=== Work instructions ===
Copy out each line of the data holding "through".

=== Data rows ===
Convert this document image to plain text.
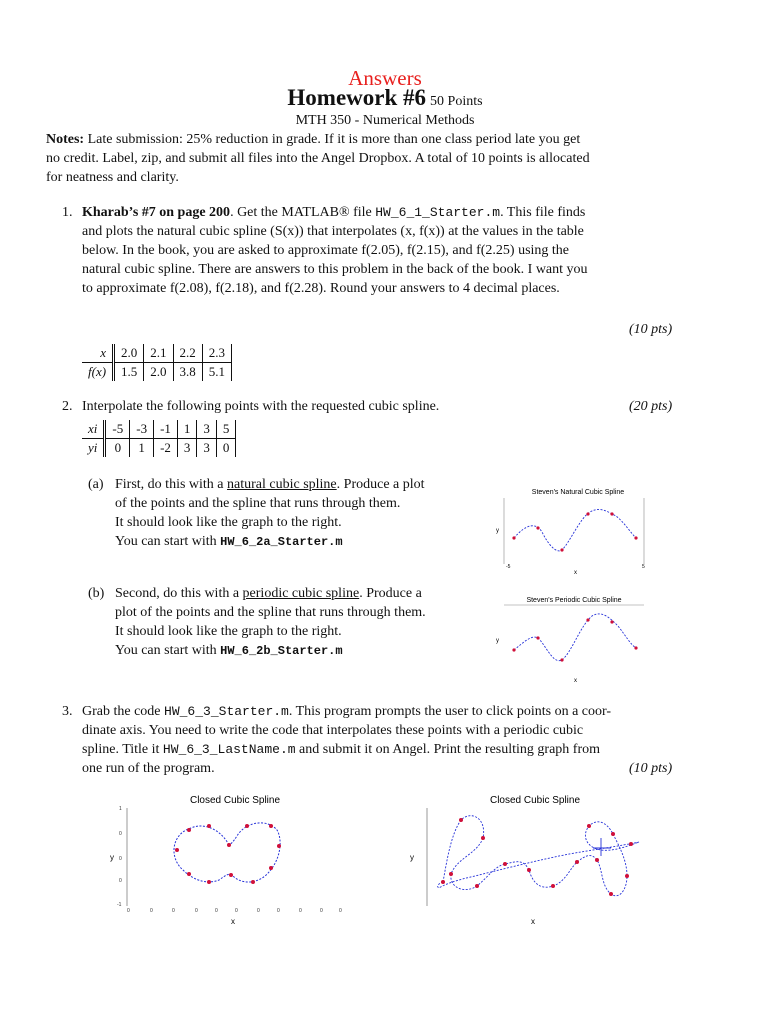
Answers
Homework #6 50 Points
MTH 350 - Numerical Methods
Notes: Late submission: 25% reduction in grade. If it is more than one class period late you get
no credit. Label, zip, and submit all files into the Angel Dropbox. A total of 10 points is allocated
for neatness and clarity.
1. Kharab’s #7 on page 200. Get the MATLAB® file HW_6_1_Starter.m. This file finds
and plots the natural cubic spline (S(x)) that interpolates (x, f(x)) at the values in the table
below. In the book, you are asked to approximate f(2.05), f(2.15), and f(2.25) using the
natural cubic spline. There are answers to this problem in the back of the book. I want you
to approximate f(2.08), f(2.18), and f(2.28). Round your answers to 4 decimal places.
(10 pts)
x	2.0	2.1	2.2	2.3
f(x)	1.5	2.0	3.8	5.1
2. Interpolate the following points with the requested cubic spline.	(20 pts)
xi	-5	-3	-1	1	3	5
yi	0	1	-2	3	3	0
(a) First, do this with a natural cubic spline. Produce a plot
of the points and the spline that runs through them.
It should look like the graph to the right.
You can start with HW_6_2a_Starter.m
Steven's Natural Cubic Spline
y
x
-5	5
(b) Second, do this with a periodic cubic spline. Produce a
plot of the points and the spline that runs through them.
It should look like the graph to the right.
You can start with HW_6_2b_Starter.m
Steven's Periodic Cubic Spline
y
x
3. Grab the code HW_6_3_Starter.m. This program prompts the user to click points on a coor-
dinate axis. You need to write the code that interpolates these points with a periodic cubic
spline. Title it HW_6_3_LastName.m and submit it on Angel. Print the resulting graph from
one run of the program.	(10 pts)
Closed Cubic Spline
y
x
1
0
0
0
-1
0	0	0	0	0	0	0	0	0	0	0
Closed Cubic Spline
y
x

=== Response to this task ===
of the points and the spline that runs through them.
plot of the points and the spline that runs through them.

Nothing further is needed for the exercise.